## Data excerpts
--*--

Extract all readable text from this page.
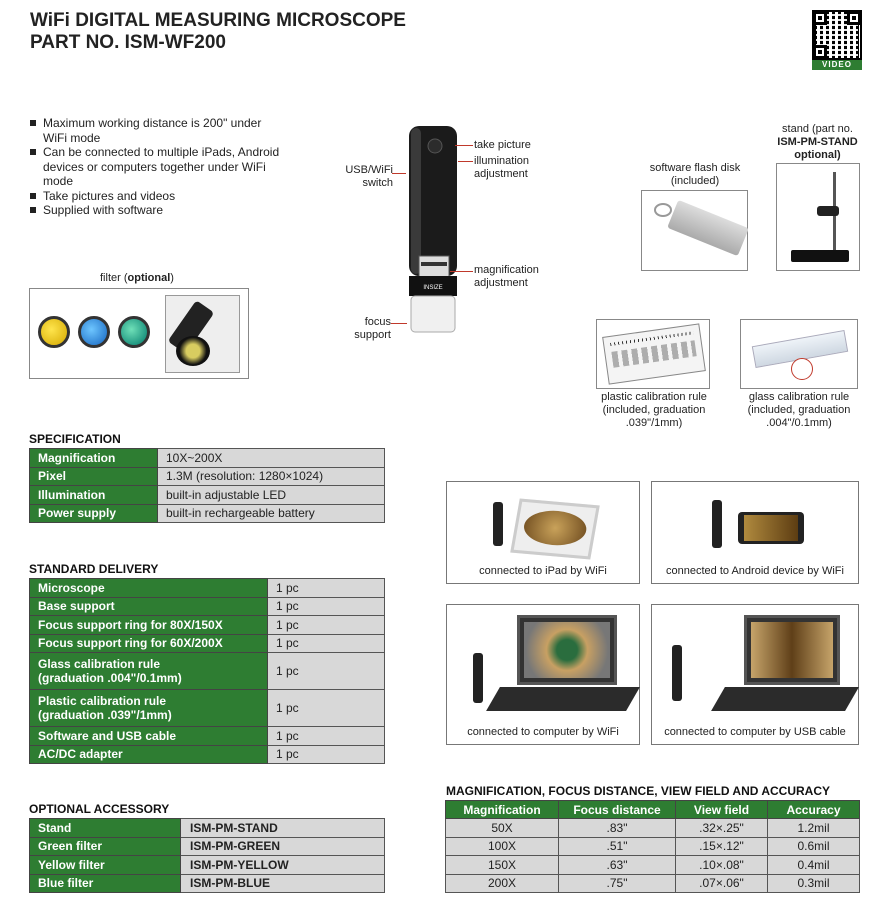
WiFi DIGITAL MEASURING MICROSCOPE
PART NO. ISM-WF200
VIDEO
Maximum working distance is 200" under WiFi mode
Can be connected to multiple iPads, Android devices or computers together under WiFi mode
Take pictures and videos
Supplied with software
filter (optional)
INSIZE
take picture
illumination adjustment
USB/WiFi switch
magnification adjustment
focus support
software flash disk (included)
stand (part no.
ISM-PM-STAND
optional)
plastic calibration rule (included, graduation .039"/1mm)
glass calibration rule (included, graduation .004"/0.1mm)
SPECIFICATION
Magnification	10X~200X
Pixel	1.3M (resolution: 1280×1024)
Illumination	built-in adjustable LED
Power supply	built-in rechargeable battery
STANDARD DELIVERY
Microscope	1 pc
Base support	1 pc
Focus support ring for 80X/150X	1 pc
Focus support ring for 60X/200X	1 pc

Glass calibration rule
(graduation .004"/0.1mm)	1 pc

Plastic calibration rule
(graduation .039"/1mm)	1 pc
Software and USB cable	1 pc
AC/DC adapter	1 pc
OPTIONAL ACCESSORY
Stand	ISM-PM-STAND
Green filter	ISM-PM-GREEN
Yellow filter	ISM-PM-YELLOW
Blue filter	ISM-PM-BLUE
connected to iPad by WiFi	connected to Android device by WiFi
connected to computer by WiFi	connected to computer by USB cable
MAGNIFICATION, FOCUS DISTANCE, VIEW FIELD AND ACCURACY
Magnification	Focus distance	View field	Accuracy
50X	.83"	.32×.25"	1.2mil
100X	.51"	.15×.12"	0.6mil
150X	.63"	.10×.08"	0.4mil
200X	.75"	.07×.06"	0.3mil
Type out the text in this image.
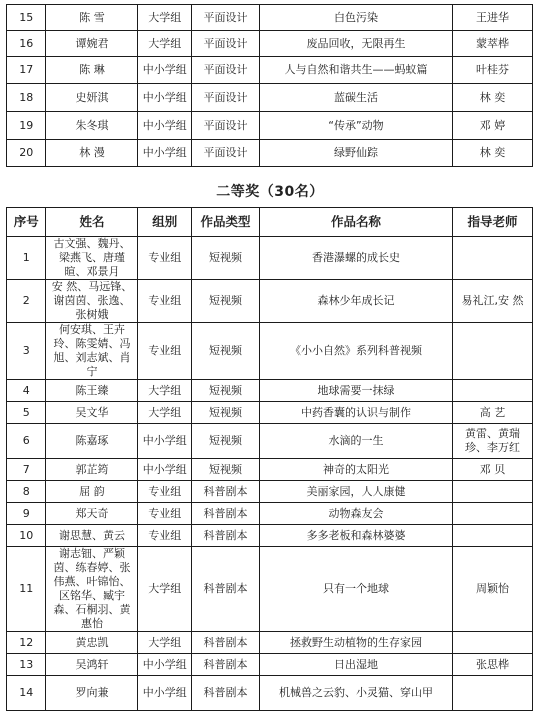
15	陈 雪	大学组	平面设计	白色污染	王进华
16	谭婉君	大学组	平面设计	废品回收，无限再生	蒙萃桦
17	陈 琳	中小学组	平面设计	人与自然和谐共生——蚂蚁篇	叶桂芬
18	史妍淇	中小学组	平面设计	蓝碳生活	林 奕
19	朱冬琪	中小学组	平面设计	“传承”动物	邓 婷
20	林 漫	中小学组	平面设计	绿野仙踪	林 奕
二等奖（30名）
序号	姓名	组别	作品类型	作品名称	指导老师
1	古文强、魏丹、梁燕飞、唐瑾暄、邓景月	专业组	短视频	香港瀑螺的成长史	
2	安 然、马远锋、谢茵茵、张逸、张树娥	专业组	短视频	森林少年成长记	易礼江,安 然
3	何安琪、王卉玲、陈雯婧、冯旭、刘志斌、肖 宁	专业组	短视频	《小小自然》系列科普视频	
4	陈王臻	大学组	短视频	地球需要一抹绿	
5	吴文华	大学组	短视频	中药香囊的认识与制作	高 艺
6	陈嘉琢	中小学组	短视频	水滴的一生	黄雷、黄瑞珍、李万红
7	郭芷筠	中小学组	短视频	神奇的太阳光	邓 贝
8	屈 韵	专业组	科普剧本	美丽家园，人人康健	
9	郑天奇	专业组	科普剧本	动物森友会	
10	谢思慧、黄云	专业组	科普剧本	多多老板和森林婆婆	
11	谢志钿、严颖茵、练春婷、张伟燕、叶锦怡、区铭华、臧宇森、石桐羽、黄惠怡	大学组	科普剧本	只有一个地球	周颖怡
12	黄忠凯	大学组	科普剧本	拯救野生动植物的生存家园	
13	吴鸿轩	中小学组	科普剧本	日出湿地	张思桦
14	罗向兼	中小学组	科普剧本	机械兽之云豹、小灵猫、穿山甲	
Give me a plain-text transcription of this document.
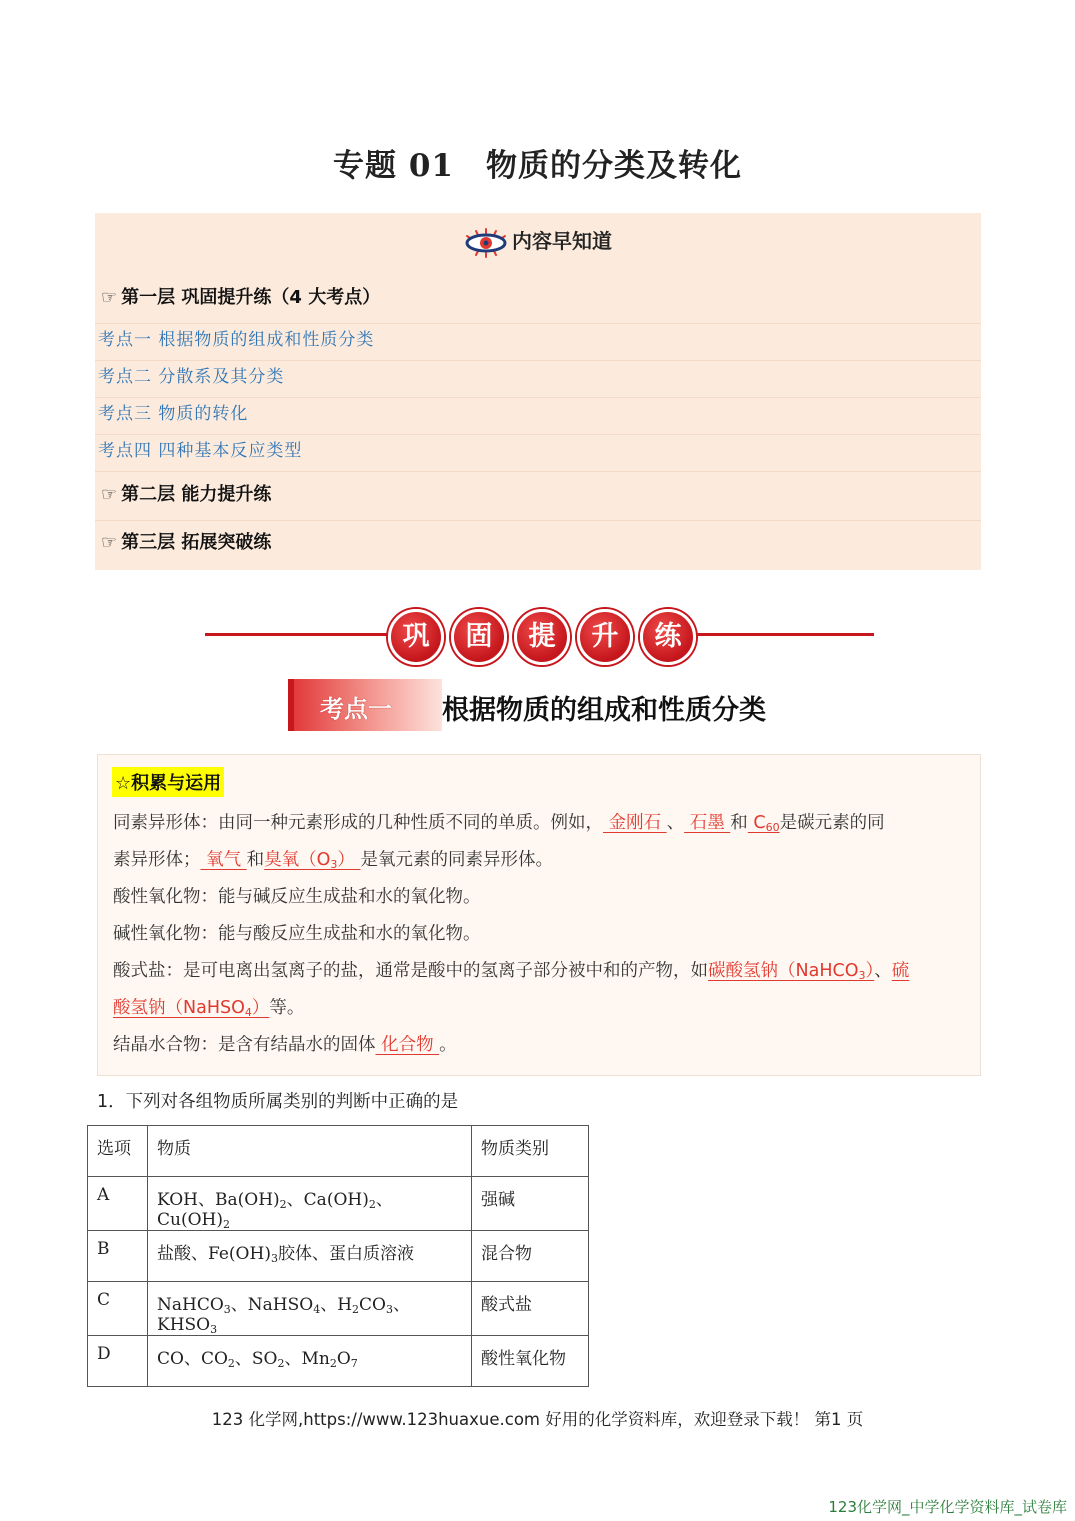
专题 01 物质的分类及转化
内容早知道
☞ 第一层 巩固提升练（4 大考点）
考点一 根据物质的组成和性质分类
考点二 分散系及其分类
考点三 物质的转化
考点四 四种基本反应类型
☞ 第二层 能力提升练
☞ 第三层 拓展突破练
巩	固	提	升	练
考点一 根据物质的组成和性质分类
☆积累与运用
同素异形体：由同一种元素形成的几种性质不同的单质。例如， 金刚石 、 石墨 和 $C_{60}$是碳元素的同
素异形体； 氧气 和臭氧$(O_3)$ 是氧元素的同素异形体。
酸性氧化物：能与碱反应生成盐和水的氧化物。
碱性氧化物：能与酸反应生成盐和水的氧化物。
酸式盐：是可电离出氢离子的盐，通常是酸中的氢离子部分被中和的产物，如碳酸氢钠（NaHCO$_3$）、硫
酸氢钠（NaHSO$_4$）等。
结晶水合物：是含有结晶水的固体 化合物 。
1．下列对各组物质所属类别的判断中正确的是
选项	物质	物质类别
A	KOH、$Ba(OH)_2$、$Ca(OH)_2$、$Cu(OH)_2$	强碱
B	盐酸、$Fe(OH)_3$胶体、蛋白质溶液	混合物
C	NaHCO$_3$、NaHSO$_4$、$H_2CO_3$、$KHSO_3$	酸式盐
D	CO、$CO_2$、$SO_2$、$Mn_2O_7$	酸性氧化物
123 化学网,https://www.123huaxue.com 好用的化学资料库，欢迎登录下载！ 第1 页
123化学网_中学化学资料库_试卷库
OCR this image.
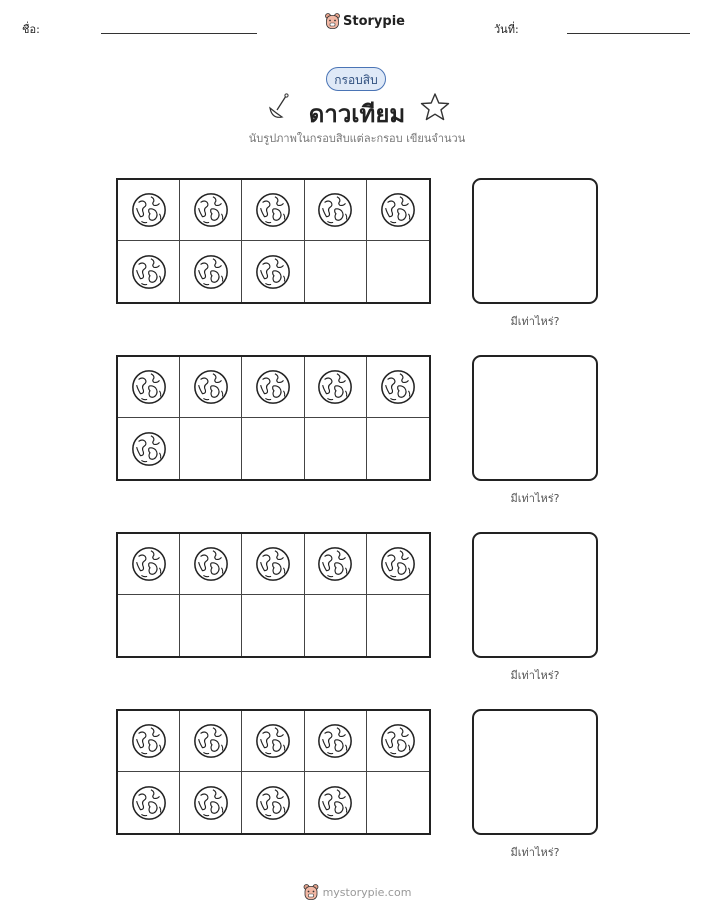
ชื่อ:
Storypie
วันที่:
กรอบสิบ
ดาวเทียม
นับรูปภาพในกรอบสิบแต่ละกรอบ เขียนจำนวน
มีเท่าไหร่?
มีเท่าไหร่?
มีเท่าไหร่?
มีเท่าไหร่?
mystorypie.com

--*--

## WORK TO DO
Reproduce exactly, and only, the lines from the one containing "Give me a plain-text" through the last line of the records above, both included, leaving out any pictures.

## EXPECTED ANSWER
Give me a plain-text transcription of this document.
专题 01 物质的分类及转化
内容早知道
☞ 第一层 巩固提升练（4 大考点）
考点一 根据物质的组成和性质分类
考点二 分散系及其分类
考点三 物质的转化
考点四 四种基本反应类型
☞ 第二层 能力提升练
☞ 第三层 拓展突破练
巩	固	提	升	练
考点一 根据物质的组成和性质分类
☆积累与运用
同素异形体：由同一种元素形成的几种性质不同的单质。例如， 金刚石 、 石墨 和 $C_{60}$是碳元素的同
素异形体； 氧气 和臭氧$(O_3)$ 是氧元素的同素异形体。
酸性氧化物：能与碱反应生成盐和水的氧化物。
碱性氧化物：能与酸反应生成盐和水的氧化物。
酸式盐：是可电离出氢离子的盐，通常是酸中的氢离子部分被中和的产物，如碳酸氢钠（NaHCO$_3$）、硫
酸氢钠（NaHSO$_4$）等。
结晶水合物：是含有结晶水的固体 化合物 。
1．下列对各组物质所属类别的判断中正确的是
选项	物质	物质类别
A	KOH、$Ba(OH)_2$、$Ca(OH)_2$、$Cu(OH)_2$	强碱
B	盐酸、$Fe(OH)_3$胶体、蛋白质溶液	混合物
C	NaHCO$_3$、NaHSO$_4$、$H_2CO_3$、$KHSO_3$	酸式盐
D	CO、$CO_2$、$SO_2$、$Mn_2O_7$	酸性氧化物
123 化学网,https://www.123huaxue.com 好用的化学资料库，欢迎登录下载！ 第1 页
123化学网_中学化学资料库_试卷库
OCR this image.
ชื่อ:
Storypie
วันที่:
กรอบสิบ
ดาวเทียม
นับรูปภาพในกรอบสิบแต่ละกรอบ เขียนจำนวน
มีเท่าไหร่?
มีเท่าไหร่?
มีเท่าไหร่?
มีเท่าไหร่?
mystorypie.com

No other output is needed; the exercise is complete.